Prompt —
Give every line of the data again, unchanged, but with no pictures.

Provided records —

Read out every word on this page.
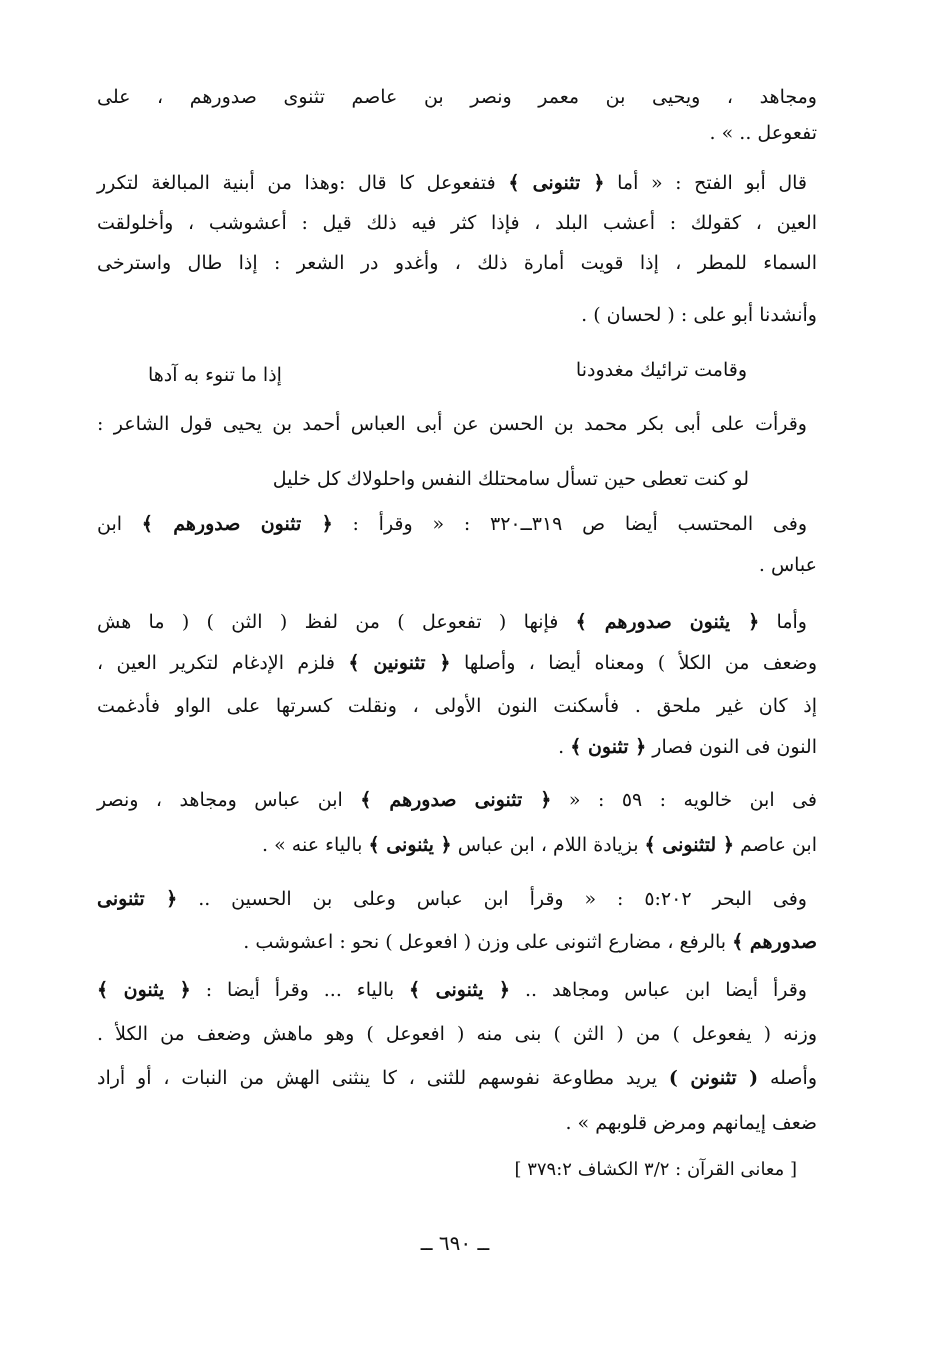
ومجاهد ، ويحيى بن معمر ونصر بن عاصم تثنوى صدورهم ، على
تفعوعل .. » .
قال أبو الفتح : « أما ﴿ تثنونى ﴾ فتفعوعل كا قال :وهذا من أبنية المبالغة لتكرر
العين ، كقولك : أعشب البلد ، فإذا كثر فيه ذلك قيل : أعشوشب ، وأخلولقت
السماء للمطر ، إذا قويت أمارة ذلك ، وأغدو در الشعر : إذا طال واسترخى
وأنشدنا أبو على : ( لحسان ) .
وقامت ترائيك مغدودنا
إذا ما تنوء به آدها
وقرأت على أبى بكر محمد بن الحسن عن أبى العباس أحمد بن يحيى قول الشاعر :
لو كنت تعطى حين تسأل سامحتلك النفس واحلولاك كل خليل
وفى المحتسب أيضا ص ٣١٩ــ٣٢٠ : « وقرأ : ﴿ تثنون صدورهم ﴾ ابن
عباس .
وأما ﴿ يثنون صدورهم ﴾ فإنها ( تفعوعل ) من لفظ ( الثن ) ( ما هش
وضعف من الكلأ ) ومعناه أيضا ، وأصلها ﴿ تثنونين ﴾ فلزم الإدغام لتكرير العين ،
إذ كان غير ملحق . فأسكنت النون الأولى ، ونقلت كسرتها على الواو فأدغمت
النون فى النون فصار ﴿ تثنون ﴾ .
فى ابن خالويه : ٥٩ : « ﴿ تثنونى صدورهم ﴾ ابن عباس ومجاهد ، ونصر
ابن عاصم ﴿ لتثنونى ﴾ بزيادة اللام ، ابن عباس ﴿ يثنونى ﴾ بالياء عنه » .
وفى البحر ٥:٢٠٢ : « وقرأ ابن عباس وعلى بن الحسين .. ﴿ تثنونى
صدورهم ﴾ بالرفع ، مضارع اثنونى على وزن ( افعوعل ) نحو : اعشوشب .
وقرأ أيضا ابن عباس ومجاهد .. ﴿ يثنونى ﴾ بالياء ... وقرأ أيضا : ﴿ يثنون ﴾
وزنه ( يفعوعل ) من ( الثن ) بنى منه ( افعوعل ) وهو ماهش وضعف من الكلأ .
وأصله ( تثنونن ) يريد مطاوعة نفوسهم للثنى ، كا ينثنى الهش من النبات ، أو أراد
ضعف إيمانهم ومرض قلوبهم » .
[ معانى القرآن : ٣/٢ الكشاف ٣٧٩:٢ ]
ــ ٦٩٠ ــ
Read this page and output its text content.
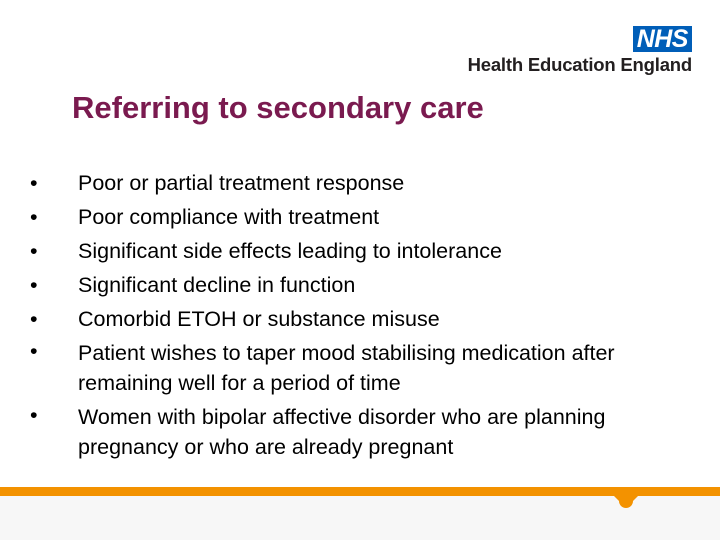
NHS
Health Education England
Referring to secondary care
• Poor or partial treatment response
• Poor compliance with treatment
• Significant side effects leading to intolerance
• Significant decline in function
• Comorbid ETOH or substance misuse
• Patient wishes to taper mood stabilising medication after remaining well for a period of time
• Women with bipolar affective disorder who are planning pregnancy or who are already pregnant
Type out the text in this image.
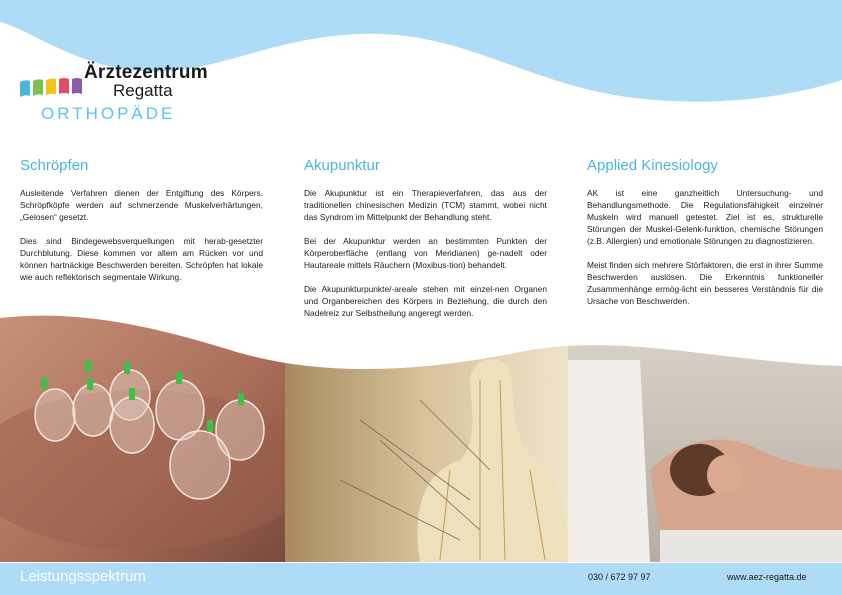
Ärztezentrum
Regatta
ORTHOPÄDE
Schröpfen

Ausleitende Verfahren dienen der Entgiftung des Körpers. Schröpfköpfe werden auf schmerzende Muskelverhärtungen, „Gelosen“ gesetzt.

Dies sind Bindegewebsverquellungen mit herab-gesetzter Durchblutung. Diese kommen vor allem am Rücken vor und können hartnäckige Beschwerden bereiten. Schröpfen hat lokale wie auch reflektorisch segmentale Wirkung.

Akupunktur

Die Akupunktur ist ein Therapieverfahren, das aus der traditionellen chinesischen Medizin (TCM) stammt, wobei nicht das Syndrom im Mittelpunkt der Behandlung steht.

Bei der Akupunktur werden an bestimmten Punkten der Körperoberfläche (entlang von Meridianen) ge-nadelt oder Hautareale mittels Räuchern (Moxibus-tion) behandelt.

Die Akupunkturpunkte/-areale stehen mit einzel-nen Organen und Organbereichen des Körpers in Beziehung, die durch den Nadelreiz zur Selbstheilung angeregt werden.

Applied Kinesiology

AK ist eine ganzheitlich Untersuchung- und Behandlungsmethode. Die Regulationsfähigkeit einzelner Muskeln wird manuell getestet. Ziel ist es, strukturelle Störungen der Muskel-Gelenk-funktion, chemische Störungen (z.B. Allergien) und emotionale Störungen zu diagnostizieren.

Meist finden sich mehrere Störfaktoren, die erst in ihrer Summe Beschwerden auslösen. Die Erkenntnis funktioneller Zusammenhänge ermög-licht ein besseres Verständnis für die Ursache von Beschwerden.

Leistungsspektrum	030 / 672 97 97	www.aez-regatta.de
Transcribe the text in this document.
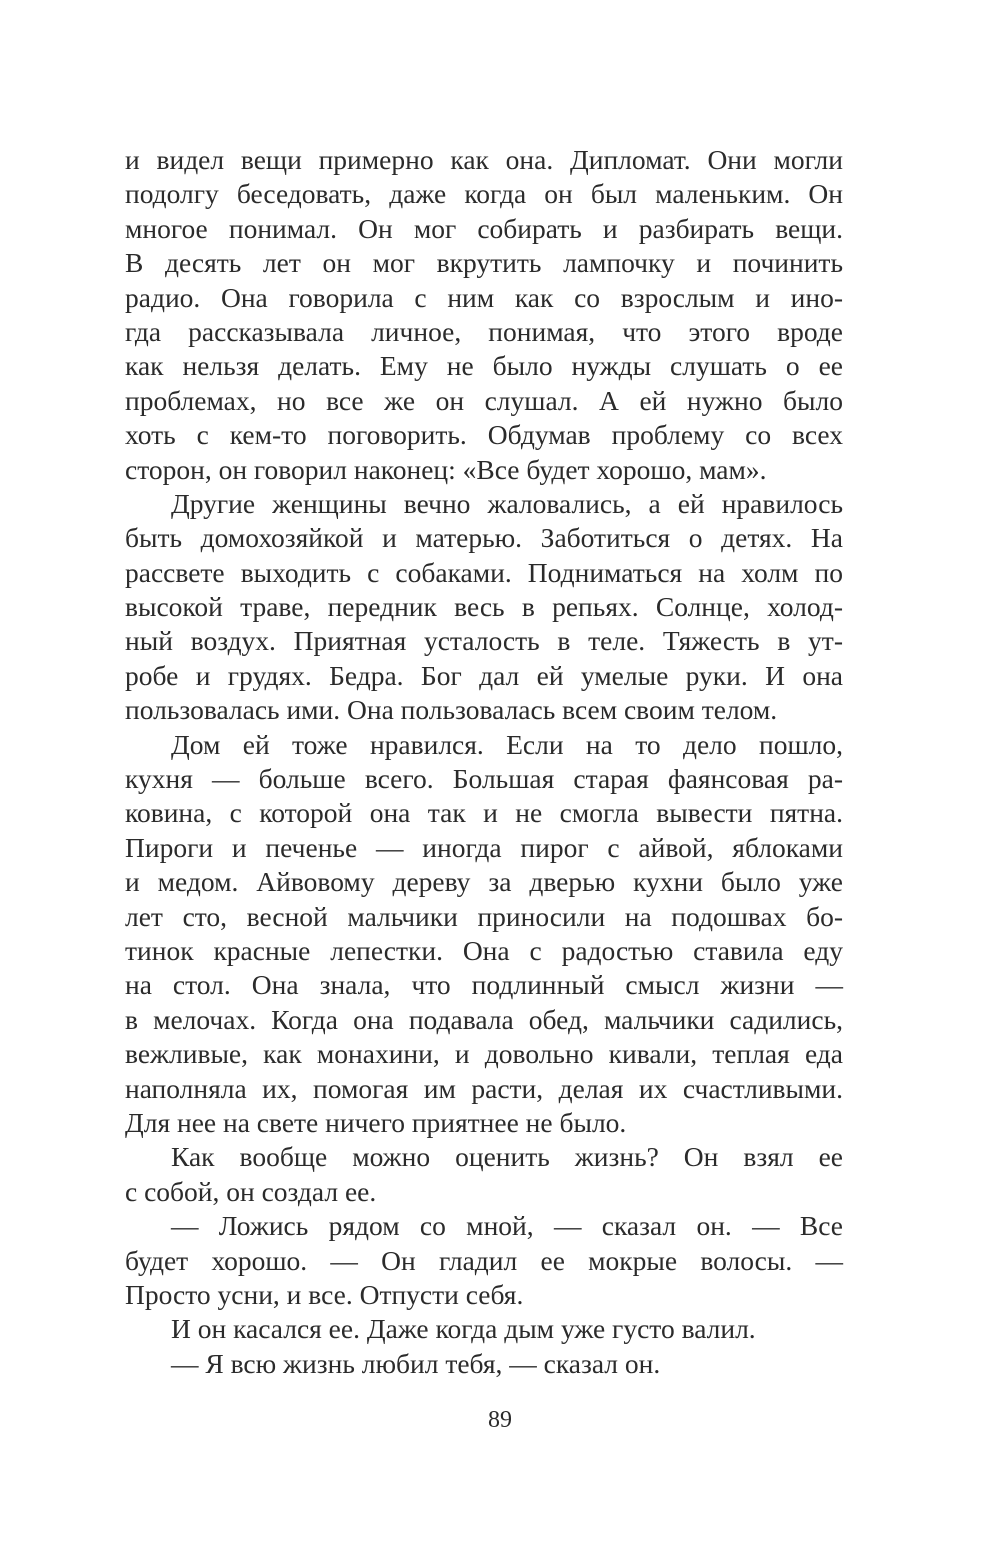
и видел вещи примерно как она. Дипломат. Они могли
подолгу беседовать, даже когда он был маленьким. Он
многое понимал. Он мог собирать и разбирать вещи.
В десять лет он мог вкрутить лампочку и починить
радио. Она говорила с ним как со взрослым и ино-
гда рассказывала личное, понимая, что этого вроде
как нельзя делать. Ему не было нужды слушать о ее
проблемах, но все же он слушал. А ей нужно было
хоть с кем-то поговорить. Обдумав проблему со всех
сторон, он говорил наконец: «Все будет хорошо, мам».
Другие женщины вечно жаловались, а ей нравилось
быть домохозяйкой и матерью. Заботиться о детях. На
рассвете выходить с собаками. Подниматься на холм по
высокой траве, передник весь в репьях. Солнце, холод-
ный воздух. Приятная усталость в теле. Тяжесть в ут-
робе и грудях. Бедра. Бог дал ей умелые руки. И она
пользовалась ими. Она пользовалась всем своим телом.
Дом ей тоже нравился. Если на то дело пошло,
кухня — больше всего. Большая старая фаянсовая ра-
ковина, с которой она так и не смогла вывести пятна.
Пироги и печенье — иногда пирог с айвой, яблоками
и медом. Айвовому дереву за дверью кухни было уже
лет сто, весной мальчики приносили на подошвах бо-
тинок красные лепестки. Она с радостью ставила еду
на стол. Она знала, что подлинный смысл жизни —
в мелочах. Когда она подавала обед, мальчики садились,
вежливые, как монахини, и довольно кивали, теплая еда
наполняла их, помогая им расти, делая их счастливыми.
Для нее на свете ничего приятнее не было.
Как вообще можно оценить жизнь? Он взял ее
с собой, он создал ее.
— Ложись рядом со мной, — сказал он. — Все
будет хорошо. — Он гладил ее мокрые волосы. —
Просто усни, и все. Отпусти себя.
И он касался ее. Даже когда дым уже густо валил.
— Я всю жизнь любил тебя, — сказал он.
89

In response —
Read out every word on this page.
ومجاهد ، ويحيى بن معمر ونصر بن عاصم تثنوى صدورهم ، على
تفعوعل .. » .
قال أبو الفتح : « أما ﴿ تثنونى ﴾ فتفعوعل كا قال :وهذا من أبنية المبالغة لتكرر
العين ، كقولك : أعشب البلد ، فإذا كثر فيه ذلك قيل : أعشوشب ، وأخلولقت
السماء للمطر ، إذا قويت أمارة ذلك ، وأغدو در الشعر : إذا طال واسترخى
وأنشدنا أبو على : ( لحسان ) .
وقامت ترائيك مغدودنا
إذا ما تنوء به آدها
وقرأت على أبى بكر محمد بن الحسن عن أبى العباس أحمد بن يحيى قول الشاعر :
لو كنت تعطى حين تسأل سامحتلك النفس واحلولاك كل خليل
وفى المحتسب أيضا ص ٣١٩ــ٣٢٠ : « وقرأ : ﴿ تثنون صدورهم ﴾ ابن
عباس .
وأما ﴿ يثنون صدورهم ﴾ فإنها ( تفعوعل ) من لفظ ( الثن ) ( ما هش
وضعف من الكلأ ) ومعناه أيضا ، وأصلها ﴿ تثنونين ﴾ فلزم الإدغام لتكرير العين ،
إذ كان غير ملحق . فأسكنت النون الأولى ، ونقلت كسرتها على الواو فأدغمت
النون فى النون فصار ﴿ تثنون ﴾ .
فى ابن خالويه : ٥٩ : « ﴿ تثنونى صدورهم ﴾ ابن عباس ومجاهد ، ونصر
ابن عاصم ﴿ لتثنونى ﴾ بزيادة اللام ، ابن عباس ﴿ يثنونى ﴾ بالياء عنه » .
وفى البحر ٥:٢٠٢ : « وقرأ ابن عباس وعلى بن الحسين .. ﴿ تثنونى
صدورهم ﴾ بالرفع ، مضارع اثنونى على وزن ( افعوعل ) نحو : اعشوشب .
وقرأ أيضا ابن عباس ومجاهد .. ﴿ يثنونى ﴾ بالياء ... وقرأ أيضا : ﴿ يثنون ﴾
وزنه ( يفعوعل ) من ( الثن ) بنى منه ( افعوعل ) وهو ماهش وضعف من الكلأ .
وأصله ( تثنونن ) يريد مطاوعة نفوسهم للثنى ، كا ينثنى الهش من النبات ، أو أراد
ضعف إيمانهم ومرض قلوبهم » .
[ معانى القرآن : ٣/٢ الكشاف ٣٧٩:٢ ]
ــ ٦٩٠ ــ
Read this page and output its text content.
NHS
Health Education England
Referring to secondary care
• Poor or partial treatment response
• Poor compliance with treatment
• Significant side effects leading to intolerance
• Significant decline in function
• Comorbid ETOH or substance misuse
• Patient wishes to taper mood stabilising medication after remaining well for a period of time
• Women with bipolar affective disorder who are planning pregnancy or who are already pregnant
Type out the text in this image.
Ärztezentrum
Regatta
ORTHOPÄDE
Schröpfen

Ausleitende Verfahren dienen der Entgiftung des Körpers. Schröpfköpfe werden auf schmerzende Muskelverhärtungen, „Gelosen“ gesetzt.

Dies sind Bindegewebsverquellungen mit herab-gesetzter Durchblutung. Diese kommen vor allem am Rücken vor und können hartnäckige Beschwerden bereiten. Schröpfen hat lokale wie auch reflektorisch segmentale Wirkung.

Akupunktur

Die Akupunktur ist ein Therapieverfahren, das aus der traditionellen chinesischen Medizin (TCM) stammt, wobei nicht das Syndrom im Mittelpunkt der Behandlung steht.

Bei der Akupunktur werden an bestimmten Punkten der Körperoberfläche (entlang von Meridianen) ge-nadelt oder Hautareale mittels Räuchern (Moxibus-tion) behandelt.

Die Akupunkturpunkte/-areale stehen mit einzel-nen Organen und Organbereichen des Körpers in Beziehung, die durch den Nadelreiz zur Selbstheilung angeregt werden.

Applied Kinesiology

AK ist eine ganzheitlich Untersuchung- und Behandlungsmethode. Die Regulationsfähigkeit einzelner Muskeln wird manuell getestet. Ziel ist es, strukturelle Störungen der Muskel-Gelenk-funktion, chemische Störungen (z.B. Allergien) und emotionale Störungen zu diagnostizieren.

Meist finden sich mehrere Störfaktoren, die erst in ihrer Summe Beschwerden auslösen. Die Erkenntnis funktioneller Zusammenhänge ermög-licht ein besseres Verständnis für die Ursache von Beschwerden.

Leistungsspektrum	030 / 672 97 97	www.aez-regatta.de
Transcribe the text in this document.
и видел вещи примерно как она. Дипломат. Они могли
подолгу беседовать, даже когда он был маленьким. Он
многое понимал. Он мог собирать и разбирать вещи.
В десять лет он мог вкрутить лампочку и починить
радио. Она говорила с ним как со взрослым и ино-
гда рассказывала личное, понимая, что этого вроде
как нельзя делать. Ему не было нужды слушать о ее
проблемах, но все же он слушал. А ей нужно было
хоть с кем-то поговорить. Обдумав проблему со всех
сторон, он говорил наконец: «Все будет хорошо, мам».
Другие женщины вечно жаловались, а ей нравилось
быть домохозяйкой и матерью. Заботиться о детях. На
рассвете выходить с собаками. Подниматься на холм по
высокой траве, передник весь в репьях. Солнце, холод-
ный воздух. Приятная усталость в теле. Тяжесть в ут-
робе и грудях. Бедра. Бог дал ей умелые руки. И она
пользовалась ими. Она пользовалась всем своим телом.
Дом ей тоже нравился. Если на то дело пошло,
кухня — больше всего. Большая старая фаянсовая ра-
ковина, с которой она так и не смогла вывести пятна.
Пироги и печенье — иногда пирог с айвой, яблоками
и медом. Айвовому дереву за дверью кухни было уже
лет сто, весной мальчики приносили на подошвах бо-
тинок красные лепестки. Она с радостью ставила еду
на стол. Она знала, что подлинный смысл жизни —
в мелочах. Когда она подавала обед, мальчики садились,
вежливые, как монахини, и довольно кивали, теплая еда
наполняла их, помогая им расти, делая их счастливыми.
Для нее на свете ничего приятнее не было.
Как вообще можно оценить жизнь? Он взял ее
с собой, он создал ее.
— Ложись рядом со мной, — сказал он. — Все
будет хорошо. — Он гладил ее мокрые волосы. —
Просто усни, и все. Отпусти себя.
И он касался ее. Даже когда дым уже густо валил.
— Я всю жизнь любил тебя, — сказал он.
89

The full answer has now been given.